TASK REQUIREMENTS = Your task is to reproduce the material exactly.

DATA TO PROCESS =
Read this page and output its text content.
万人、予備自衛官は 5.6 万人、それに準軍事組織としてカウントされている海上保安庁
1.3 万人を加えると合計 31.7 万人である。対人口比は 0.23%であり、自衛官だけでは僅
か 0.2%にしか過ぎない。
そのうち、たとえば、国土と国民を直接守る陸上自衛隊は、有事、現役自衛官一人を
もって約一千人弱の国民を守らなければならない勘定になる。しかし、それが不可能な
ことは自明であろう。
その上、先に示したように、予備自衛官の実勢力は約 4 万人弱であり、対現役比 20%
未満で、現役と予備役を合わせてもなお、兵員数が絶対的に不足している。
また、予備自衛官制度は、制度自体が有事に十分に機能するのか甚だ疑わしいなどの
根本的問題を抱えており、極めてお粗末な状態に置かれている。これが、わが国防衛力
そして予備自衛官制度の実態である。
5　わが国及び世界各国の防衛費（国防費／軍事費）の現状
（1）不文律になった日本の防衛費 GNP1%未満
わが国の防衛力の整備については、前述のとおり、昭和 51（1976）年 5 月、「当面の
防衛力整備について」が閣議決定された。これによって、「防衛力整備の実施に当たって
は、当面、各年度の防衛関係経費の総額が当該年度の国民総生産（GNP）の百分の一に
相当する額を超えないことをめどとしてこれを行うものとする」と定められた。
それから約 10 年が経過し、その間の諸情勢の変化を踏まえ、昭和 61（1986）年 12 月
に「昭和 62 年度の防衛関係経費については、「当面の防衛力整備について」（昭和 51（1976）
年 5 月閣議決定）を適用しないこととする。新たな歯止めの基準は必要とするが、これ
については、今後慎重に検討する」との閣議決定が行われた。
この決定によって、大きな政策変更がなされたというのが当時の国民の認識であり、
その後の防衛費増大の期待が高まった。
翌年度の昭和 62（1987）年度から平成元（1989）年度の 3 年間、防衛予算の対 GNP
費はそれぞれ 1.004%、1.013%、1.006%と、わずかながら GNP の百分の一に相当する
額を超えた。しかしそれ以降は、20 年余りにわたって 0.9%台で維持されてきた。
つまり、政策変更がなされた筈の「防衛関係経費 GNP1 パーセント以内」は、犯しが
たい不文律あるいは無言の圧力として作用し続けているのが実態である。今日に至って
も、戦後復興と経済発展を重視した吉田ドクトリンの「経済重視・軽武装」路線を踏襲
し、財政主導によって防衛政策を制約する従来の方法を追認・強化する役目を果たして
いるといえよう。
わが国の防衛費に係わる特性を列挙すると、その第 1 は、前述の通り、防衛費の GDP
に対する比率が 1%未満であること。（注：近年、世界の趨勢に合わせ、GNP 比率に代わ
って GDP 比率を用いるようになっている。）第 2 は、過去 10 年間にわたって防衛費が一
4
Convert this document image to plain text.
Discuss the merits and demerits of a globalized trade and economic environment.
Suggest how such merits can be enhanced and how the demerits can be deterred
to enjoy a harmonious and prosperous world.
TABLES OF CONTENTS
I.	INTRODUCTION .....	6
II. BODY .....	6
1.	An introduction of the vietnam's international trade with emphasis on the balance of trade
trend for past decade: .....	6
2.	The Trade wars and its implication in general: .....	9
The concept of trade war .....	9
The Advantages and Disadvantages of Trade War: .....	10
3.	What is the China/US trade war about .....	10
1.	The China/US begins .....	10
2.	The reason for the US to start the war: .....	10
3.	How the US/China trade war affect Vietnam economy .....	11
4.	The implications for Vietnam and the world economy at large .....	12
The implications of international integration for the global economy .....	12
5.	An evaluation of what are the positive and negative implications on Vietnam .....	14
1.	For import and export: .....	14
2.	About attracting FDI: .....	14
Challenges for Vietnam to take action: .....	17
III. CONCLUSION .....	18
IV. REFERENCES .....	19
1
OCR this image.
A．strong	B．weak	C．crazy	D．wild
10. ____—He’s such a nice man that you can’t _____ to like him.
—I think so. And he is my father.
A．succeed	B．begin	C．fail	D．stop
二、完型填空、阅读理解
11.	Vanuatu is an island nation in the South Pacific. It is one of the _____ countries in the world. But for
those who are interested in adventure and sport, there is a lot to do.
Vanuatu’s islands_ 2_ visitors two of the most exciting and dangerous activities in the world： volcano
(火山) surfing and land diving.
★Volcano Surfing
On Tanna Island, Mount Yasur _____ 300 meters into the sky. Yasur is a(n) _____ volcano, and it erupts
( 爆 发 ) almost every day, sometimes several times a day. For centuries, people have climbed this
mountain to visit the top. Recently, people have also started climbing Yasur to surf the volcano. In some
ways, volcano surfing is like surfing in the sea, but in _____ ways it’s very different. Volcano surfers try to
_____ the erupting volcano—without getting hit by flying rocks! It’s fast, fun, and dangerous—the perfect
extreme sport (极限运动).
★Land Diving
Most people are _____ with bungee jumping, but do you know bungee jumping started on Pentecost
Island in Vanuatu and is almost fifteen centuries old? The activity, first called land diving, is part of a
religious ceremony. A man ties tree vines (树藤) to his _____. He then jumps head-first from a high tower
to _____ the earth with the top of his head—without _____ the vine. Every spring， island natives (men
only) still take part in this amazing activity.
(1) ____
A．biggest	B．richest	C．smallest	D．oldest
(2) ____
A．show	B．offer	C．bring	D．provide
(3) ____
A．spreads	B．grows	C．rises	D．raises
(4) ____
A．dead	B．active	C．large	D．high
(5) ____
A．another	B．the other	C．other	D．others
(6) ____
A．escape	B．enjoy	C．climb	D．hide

ANSWER FOR THE TASK =
Read this page and output its text content.
万人、予備自衛官は 5.6 万人、それに準軍事組織としてカウントされている海上保安庁
1.3 万人を加えると合計 31.7 万人である。対人口比は 0.23%であり、自衛官だけでは僅
か 0.2%にしか過ぎない。
そのうち、たとえば、国土と国民を直接守る陸上自衛隊は、有事、現役自衛官一人を
もって約一千人弱の国民を守らなければならない勘定になる。しかし、それが不可能な
ことは自明であろう。
その上、先に示したように、予備自衛官の実勢力は約 4 万人弱であり、対現役比 20%
未満で、現役と予備役を合わせてもなお、兵員数が絶対的に不足している。
また、予備自衛官制度は、制度自体が有事に十分に機能するのか甚だ疑わしいなどの
根本的問題を抱えており、極めてお粗末な状態に置かれている。これが、わが国防衛力
そして予備自衛官制度の実態である。
5　わが国及び世界各国の防衛費（国防費／軍事費）の現状
（1）不文律になった日本の防衛費 GNP1%未満
わが国の防衛力の整備については、前述のとおり、昭和 51（1976）年 5 月、「当面の
防衛力整備について」が閣議決定された。これによって、「防衛力整備の実施に当たって
は、当面、各年度の防衛関係経費の総額が当該年度の国民総生産（GNP）の百分の一に
相当する額を超えないことをめどとしてこれを行うものとする」と定められた。
それから約 10 年が経過し、その間の諸情勢の変化を踏まえ、昭和 61（1986）年 12 月
に「昭和 62 年度の防衛関係経費については、「当面の防衛力整備について」（昭和 51（1976）
年 5 月閣議決定）を適用しないこととする。新たな歯止めの基準は必要とするが、これ
については、今後慎重に検討する」との閣議決定が行われた。
この決定によって、大きな政策変更がなされたというのが当時の国民の認識であり、
その後の防衛費増大の期待が高まった。
翌年度の昭和 62（1987）年度から平成元（1989）年度の 3 年間、防衛予算の対 GNP
費はそれぞれ 1.004%、1.013%、1.006%と、わずかながら GNP の百分の一に相当する
額を超えた。しかしそれ以降は、20 年余りにわたって 0.9%台で維持されてきた。
つまり、政策変更がなされた筈の「防衛関係経費 GNP1 パーセント以内」は、犯しが
たい不文律あるいは無言の圧力として作用し続けているのが実態である。今日に至って
も、戦後復興と経済発展を重視した吉田ドクトリンの「経済重視・軽武装」路線を踏襲
し、財政主導によって防衛政策を制約する従来の方法を追認・強化する役目を果たして
いるといえよう。
わが国の防衛費に係わる特性を列挙すると、その第 1 は、前述の通り、防衛費の GDP
に対する比率が 1%未満であること。（注：近年、世界の趨勢に合わせ、GNP 比率に代わ
って GDP 比率を用いるようになっている。）第 2 は、過去 10 年間にわたって防衛費が一
4
Convert this document image to plain text.
Discuss the merits and demerits of a globalized trade and economic environment.
Suggest how such merits can be enhanced and how the demerits can be deterred
to enjoy a harmonious and prosperous world.
TABLES OF CONTENTS
I.	INTRODUCTION .....	6
II. BODY .....	6
1.	An introduction of the vietnam's international trade with emphasis on the balance of trade
trend for past decade: .....	6
2.	The Trade wars and its implication in general: .....	9
The concept of trade war .....	9
The Advantages and Disadvantages of Trade War: .....	10
3.	What is the China/US trade war about .....	10
1.	The China/US begins .....	10
2.	The reason for the US to start the war: .....	10
3.	How the US/China trade war affect Vietnam economy .....	11
4.	The implications for Vietnam and the world economy at large .....	12
The implications of international integration for the global economy .....	12
5.	An evaluation of what are the positive and negative implications on Vietnam .....	14
1.	For import and export: .....	14
2.	About attracting FDI: .....	14
Challenges for Vietnam to take action: .....	17
III. CONCLUSION .....	18
IV. REFERENCES .....	19
1
OCR this image.
A．strong	B．weak	C．crazy	D．wild
10. ____—He’s such a nice man that you can’t _____ to like him.
—I think so. And he is my father.
A．succeed	B．begin	C．fail	D．stop
二、完型填空、阅读理解
11.	Vanuatu is an island nation in the South Pacific. It is one of the _____ countries in the world. But for
those who are interested in adventure and sport, there is a lot to do.
Vanuatu’s islands_ 2_ visitors two of the most exciting and dangerous activities in the world： volcano
(火山) surfing and land diving.
★Volcano Surfing
On Tanna Island, Mount Yasur _____ 300 meters into the sky. Yasur is a(n) _____ volcano, and it erupts
( 爆 发 ) almost every day, sometimes several times a day. For centuries, people have climbed this
mountain to visit the top. Recently, people have also started climbing Yasur to surf the volcano. In some
ways, volcano surfing is like surfing in the sea, but in _____ ways it’s very different. Volcano surfers try to
_____ the erupting volcano—without getting hit by flying rocks! It’s fast, fun, and dangerous—the perfect
extreme sport (极限运动).
★Land Diving
Most people are _____ with bungee jumping, but do you know bungee jumping started on Pentecost
Island in Vanuatu and is almost fifteen centuries old? The activity, first called land diving, is part of a
religious ceremony. A man ties tree vines (树藤) to his _____. He then jumps head-first from a high tower
to _____ the earth with the top of his head—without _____ the vine. Every spring， island natives (men
only) still take part in this amazing activity.
(1) ____
A．biggest	B．richest	C．smallest	D．oldest
(2) ____
A．show	B．offer	C．bring	D．provide
(3) ____
A．spreads	B．grows	C．rises	D．raises
(4) ____
A．dead	B．active	C．large	D．high
(5) ____
A．another	B．the other	C．other	D．others
(6) ____
A．escape	B．enjoy	C．climb	D．hide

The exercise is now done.